Objective
Provide only the number of lines in the listing that contain the string "MATH".
* Start *
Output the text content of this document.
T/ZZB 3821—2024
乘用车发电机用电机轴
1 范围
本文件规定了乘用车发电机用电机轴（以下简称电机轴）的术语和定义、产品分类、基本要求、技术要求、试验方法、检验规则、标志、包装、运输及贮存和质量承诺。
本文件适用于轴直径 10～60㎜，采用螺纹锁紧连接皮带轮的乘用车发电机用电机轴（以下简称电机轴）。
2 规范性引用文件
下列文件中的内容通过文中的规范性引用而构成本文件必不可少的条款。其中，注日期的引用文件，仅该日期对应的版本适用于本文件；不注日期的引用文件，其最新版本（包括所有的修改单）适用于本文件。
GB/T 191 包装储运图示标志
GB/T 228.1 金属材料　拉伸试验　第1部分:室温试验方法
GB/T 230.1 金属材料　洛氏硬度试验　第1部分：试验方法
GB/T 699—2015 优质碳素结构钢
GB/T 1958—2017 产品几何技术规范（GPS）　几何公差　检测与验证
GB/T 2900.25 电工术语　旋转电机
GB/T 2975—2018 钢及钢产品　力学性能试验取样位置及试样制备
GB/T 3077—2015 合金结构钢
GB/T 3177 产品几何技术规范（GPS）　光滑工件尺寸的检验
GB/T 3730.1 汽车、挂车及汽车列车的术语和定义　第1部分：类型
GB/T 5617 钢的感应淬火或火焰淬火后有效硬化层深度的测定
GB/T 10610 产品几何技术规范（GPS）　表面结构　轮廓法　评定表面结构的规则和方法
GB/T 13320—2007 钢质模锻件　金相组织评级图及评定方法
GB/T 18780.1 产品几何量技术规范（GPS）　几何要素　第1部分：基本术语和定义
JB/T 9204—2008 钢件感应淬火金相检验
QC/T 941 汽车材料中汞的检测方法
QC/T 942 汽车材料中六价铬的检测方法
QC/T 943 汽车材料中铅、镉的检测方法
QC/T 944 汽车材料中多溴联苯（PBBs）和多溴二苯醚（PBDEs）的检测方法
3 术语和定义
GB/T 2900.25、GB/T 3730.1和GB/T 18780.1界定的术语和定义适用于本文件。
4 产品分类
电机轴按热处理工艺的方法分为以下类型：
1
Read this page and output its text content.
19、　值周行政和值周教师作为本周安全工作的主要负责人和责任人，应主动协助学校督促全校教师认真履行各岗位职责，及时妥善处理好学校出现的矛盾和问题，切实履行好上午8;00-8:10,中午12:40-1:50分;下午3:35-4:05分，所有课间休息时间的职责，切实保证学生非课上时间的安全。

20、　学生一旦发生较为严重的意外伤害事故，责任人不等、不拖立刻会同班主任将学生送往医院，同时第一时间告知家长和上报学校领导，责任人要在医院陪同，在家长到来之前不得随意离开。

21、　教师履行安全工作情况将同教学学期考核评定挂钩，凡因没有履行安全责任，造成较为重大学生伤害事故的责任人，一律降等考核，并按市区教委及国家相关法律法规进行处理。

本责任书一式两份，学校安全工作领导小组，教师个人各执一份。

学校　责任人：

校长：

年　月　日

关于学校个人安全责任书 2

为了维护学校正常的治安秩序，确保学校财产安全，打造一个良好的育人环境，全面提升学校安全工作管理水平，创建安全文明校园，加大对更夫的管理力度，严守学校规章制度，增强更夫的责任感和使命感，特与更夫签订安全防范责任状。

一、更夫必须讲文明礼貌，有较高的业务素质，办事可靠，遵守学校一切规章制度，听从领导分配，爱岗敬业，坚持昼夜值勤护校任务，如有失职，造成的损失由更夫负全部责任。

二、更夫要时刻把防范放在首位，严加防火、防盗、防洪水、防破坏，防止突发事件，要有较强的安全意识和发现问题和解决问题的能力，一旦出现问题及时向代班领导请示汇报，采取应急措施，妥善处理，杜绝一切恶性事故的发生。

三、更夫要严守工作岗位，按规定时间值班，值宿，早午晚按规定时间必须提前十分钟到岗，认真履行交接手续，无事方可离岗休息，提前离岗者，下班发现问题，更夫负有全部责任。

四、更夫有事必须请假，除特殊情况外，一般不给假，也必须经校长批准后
* End *
* Start *
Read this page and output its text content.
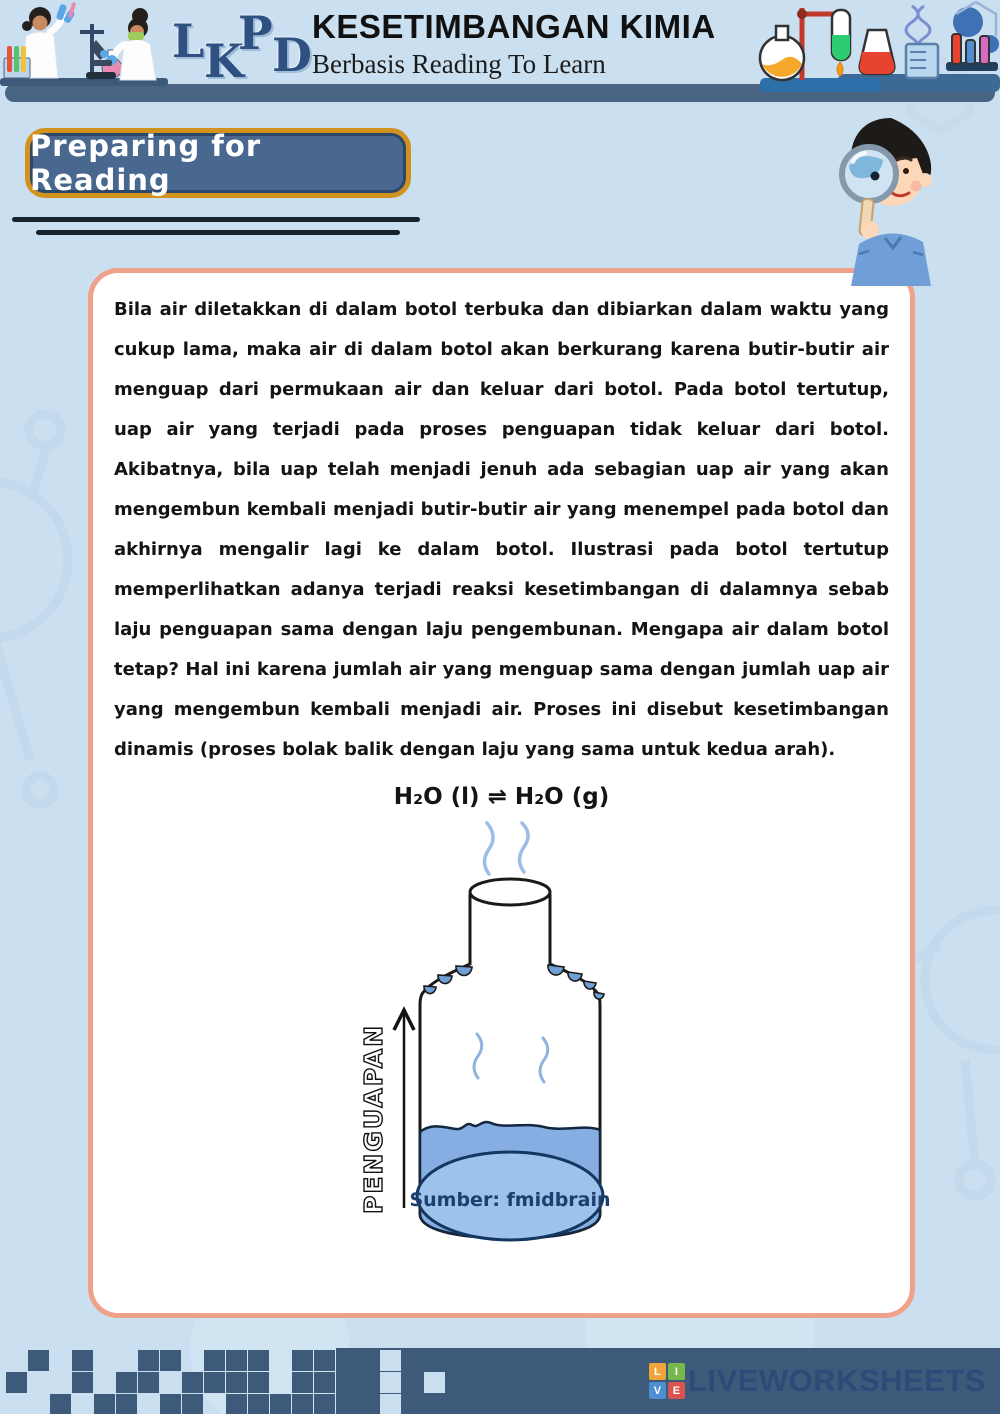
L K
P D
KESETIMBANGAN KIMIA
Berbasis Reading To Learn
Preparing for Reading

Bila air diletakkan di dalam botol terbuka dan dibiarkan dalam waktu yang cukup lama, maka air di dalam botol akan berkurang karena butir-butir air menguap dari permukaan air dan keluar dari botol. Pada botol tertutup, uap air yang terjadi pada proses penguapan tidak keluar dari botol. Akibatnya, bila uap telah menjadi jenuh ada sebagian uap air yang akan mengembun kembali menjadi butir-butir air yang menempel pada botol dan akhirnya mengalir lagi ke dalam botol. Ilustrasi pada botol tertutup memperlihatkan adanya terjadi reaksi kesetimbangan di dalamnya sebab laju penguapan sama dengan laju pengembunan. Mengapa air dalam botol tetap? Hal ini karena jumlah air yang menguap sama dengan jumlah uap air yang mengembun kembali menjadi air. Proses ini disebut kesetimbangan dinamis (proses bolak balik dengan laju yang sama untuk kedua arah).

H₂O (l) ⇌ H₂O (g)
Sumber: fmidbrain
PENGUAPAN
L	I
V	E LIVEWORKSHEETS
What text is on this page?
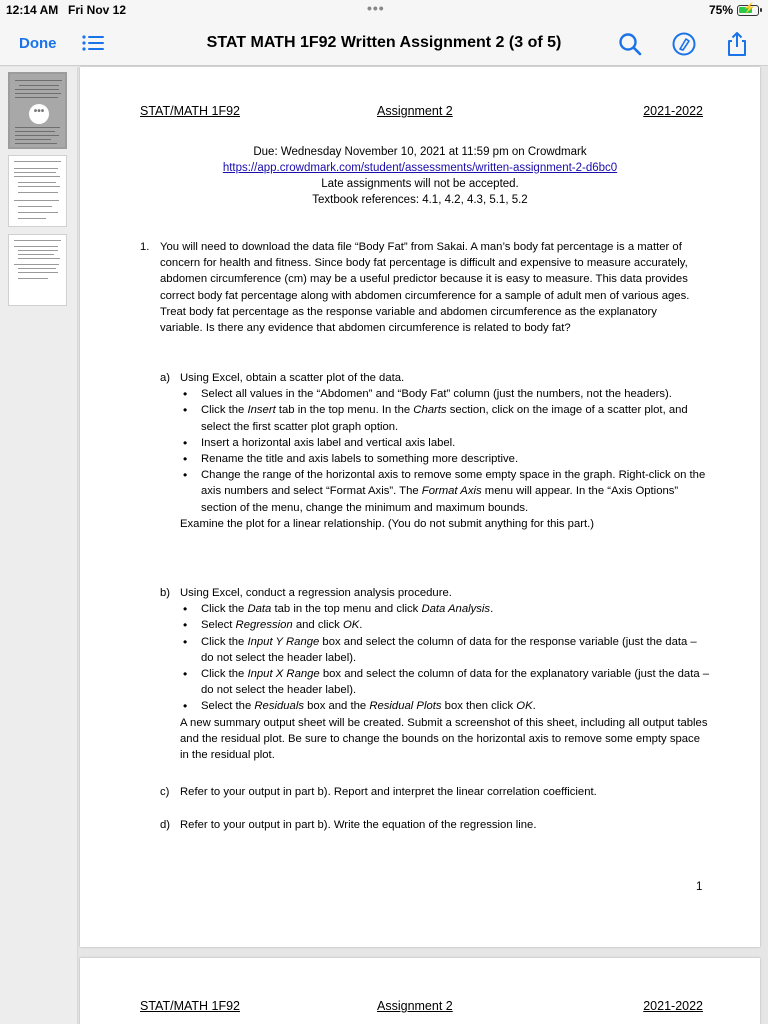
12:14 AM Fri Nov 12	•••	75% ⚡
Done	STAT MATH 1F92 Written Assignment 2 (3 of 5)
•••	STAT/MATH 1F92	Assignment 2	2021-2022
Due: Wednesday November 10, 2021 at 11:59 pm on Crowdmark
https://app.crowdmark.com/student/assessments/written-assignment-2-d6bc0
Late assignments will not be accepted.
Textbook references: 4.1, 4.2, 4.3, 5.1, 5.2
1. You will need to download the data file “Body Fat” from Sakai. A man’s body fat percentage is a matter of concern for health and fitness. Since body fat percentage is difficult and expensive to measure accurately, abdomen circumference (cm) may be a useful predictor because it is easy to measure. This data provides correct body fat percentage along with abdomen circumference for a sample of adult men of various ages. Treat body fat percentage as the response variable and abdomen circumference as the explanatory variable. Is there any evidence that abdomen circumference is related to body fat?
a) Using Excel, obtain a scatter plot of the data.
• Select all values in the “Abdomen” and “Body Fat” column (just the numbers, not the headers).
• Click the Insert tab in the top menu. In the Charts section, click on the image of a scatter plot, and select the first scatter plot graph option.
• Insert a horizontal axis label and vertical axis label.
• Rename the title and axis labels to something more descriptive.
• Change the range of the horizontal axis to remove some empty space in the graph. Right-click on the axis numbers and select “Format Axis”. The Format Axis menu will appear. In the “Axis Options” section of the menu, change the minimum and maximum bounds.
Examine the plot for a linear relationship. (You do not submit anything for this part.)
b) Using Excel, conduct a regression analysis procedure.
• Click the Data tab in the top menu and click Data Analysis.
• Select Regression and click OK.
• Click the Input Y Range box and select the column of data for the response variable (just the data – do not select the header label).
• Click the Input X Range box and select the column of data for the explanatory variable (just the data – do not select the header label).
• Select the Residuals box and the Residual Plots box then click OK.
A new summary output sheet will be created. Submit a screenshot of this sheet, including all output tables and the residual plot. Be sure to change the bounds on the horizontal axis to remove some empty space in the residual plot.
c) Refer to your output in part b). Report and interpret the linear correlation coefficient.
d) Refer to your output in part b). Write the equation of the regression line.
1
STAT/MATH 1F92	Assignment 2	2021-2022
* End *
Exercise output
3